Figure collection entries
—————
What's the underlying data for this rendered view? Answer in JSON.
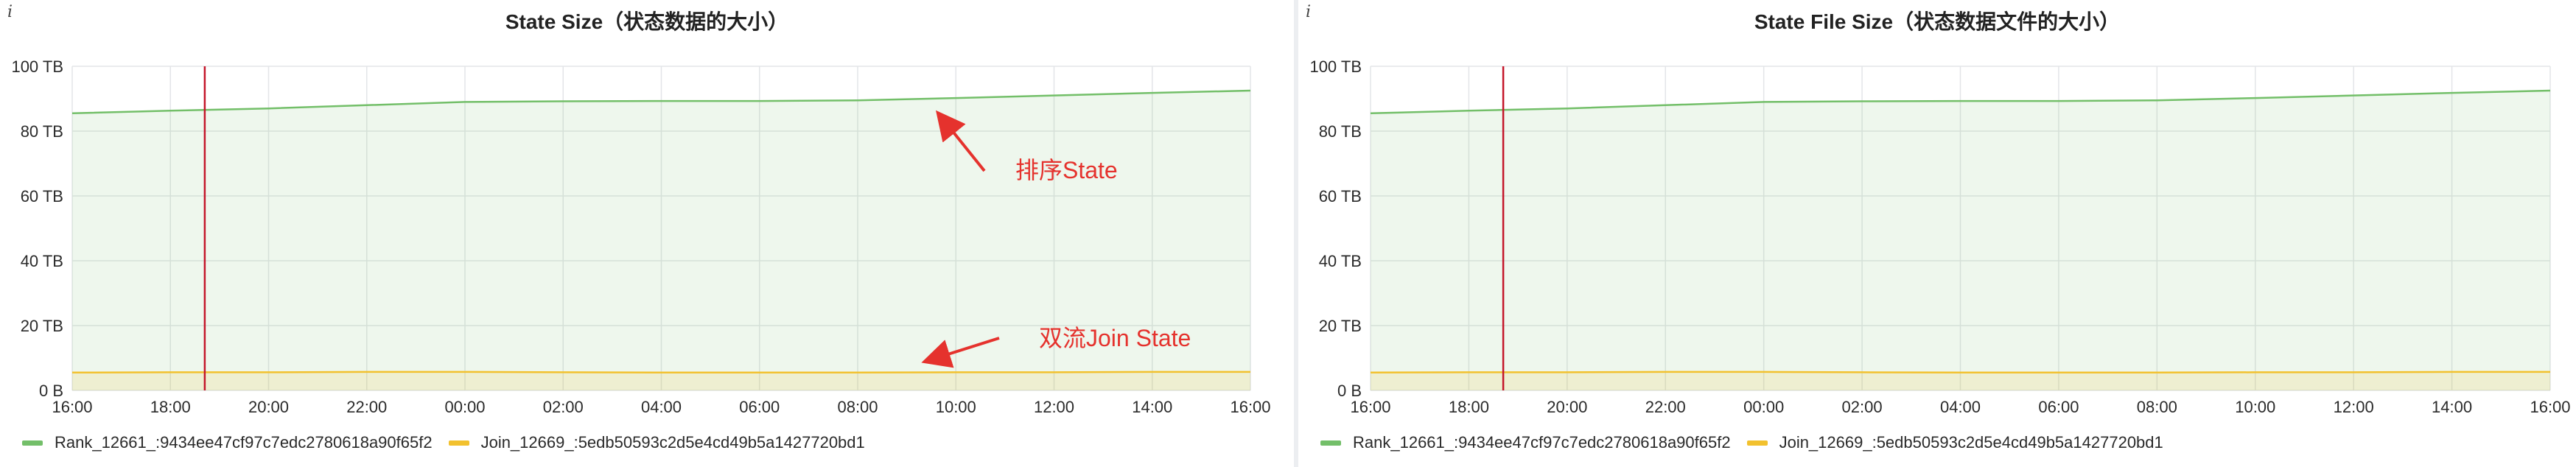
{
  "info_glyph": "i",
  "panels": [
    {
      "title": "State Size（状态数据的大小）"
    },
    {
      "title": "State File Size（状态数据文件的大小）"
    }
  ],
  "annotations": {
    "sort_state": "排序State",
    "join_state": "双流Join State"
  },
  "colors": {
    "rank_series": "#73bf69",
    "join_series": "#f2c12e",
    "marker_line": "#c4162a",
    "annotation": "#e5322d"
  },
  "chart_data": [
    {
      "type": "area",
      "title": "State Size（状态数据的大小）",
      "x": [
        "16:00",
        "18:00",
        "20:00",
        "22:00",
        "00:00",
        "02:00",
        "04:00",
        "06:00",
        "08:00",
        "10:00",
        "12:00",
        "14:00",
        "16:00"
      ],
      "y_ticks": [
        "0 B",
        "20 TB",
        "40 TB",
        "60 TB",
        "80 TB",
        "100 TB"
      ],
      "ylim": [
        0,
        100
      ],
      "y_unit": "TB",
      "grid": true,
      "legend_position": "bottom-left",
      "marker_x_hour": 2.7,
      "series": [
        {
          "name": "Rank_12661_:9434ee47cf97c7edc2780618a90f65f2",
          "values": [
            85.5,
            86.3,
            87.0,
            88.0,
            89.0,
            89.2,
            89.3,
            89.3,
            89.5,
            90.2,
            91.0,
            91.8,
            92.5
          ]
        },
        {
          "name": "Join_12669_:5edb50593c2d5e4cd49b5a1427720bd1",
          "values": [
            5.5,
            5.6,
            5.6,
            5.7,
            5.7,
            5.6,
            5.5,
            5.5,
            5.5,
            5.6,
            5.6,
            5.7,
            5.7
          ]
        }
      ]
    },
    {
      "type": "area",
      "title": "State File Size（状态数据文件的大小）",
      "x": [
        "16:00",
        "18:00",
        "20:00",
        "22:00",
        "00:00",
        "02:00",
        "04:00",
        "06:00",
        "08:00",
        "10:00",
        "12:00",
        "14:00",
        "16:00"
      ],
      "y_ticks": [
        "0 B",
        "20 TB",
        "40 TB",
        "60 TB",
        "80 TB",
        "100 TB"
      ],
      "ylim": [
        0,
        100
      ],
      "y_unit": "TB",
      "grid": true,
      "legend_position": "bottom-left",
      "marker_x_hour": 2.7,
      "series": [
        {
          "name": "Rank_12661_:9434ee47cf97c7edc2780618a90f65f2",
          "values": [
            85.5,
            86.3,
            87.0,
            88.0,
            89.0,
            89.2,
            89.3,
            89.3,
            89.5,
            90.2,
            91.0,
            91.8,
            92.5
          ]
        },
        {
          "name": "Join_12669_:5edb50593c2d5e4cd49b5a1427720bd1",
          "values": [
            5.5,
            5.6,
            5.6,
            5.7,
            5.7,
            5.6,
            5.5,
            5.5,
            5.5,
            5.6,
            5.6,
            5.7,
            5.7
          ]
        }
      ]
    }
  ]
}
—————
Identify the lines above that contain the word "File", then copy them.

Answer in full:
      "title": "State File Size（状态数据文件的大小）"
      "title": "State File Size（状态数据文件的大小）",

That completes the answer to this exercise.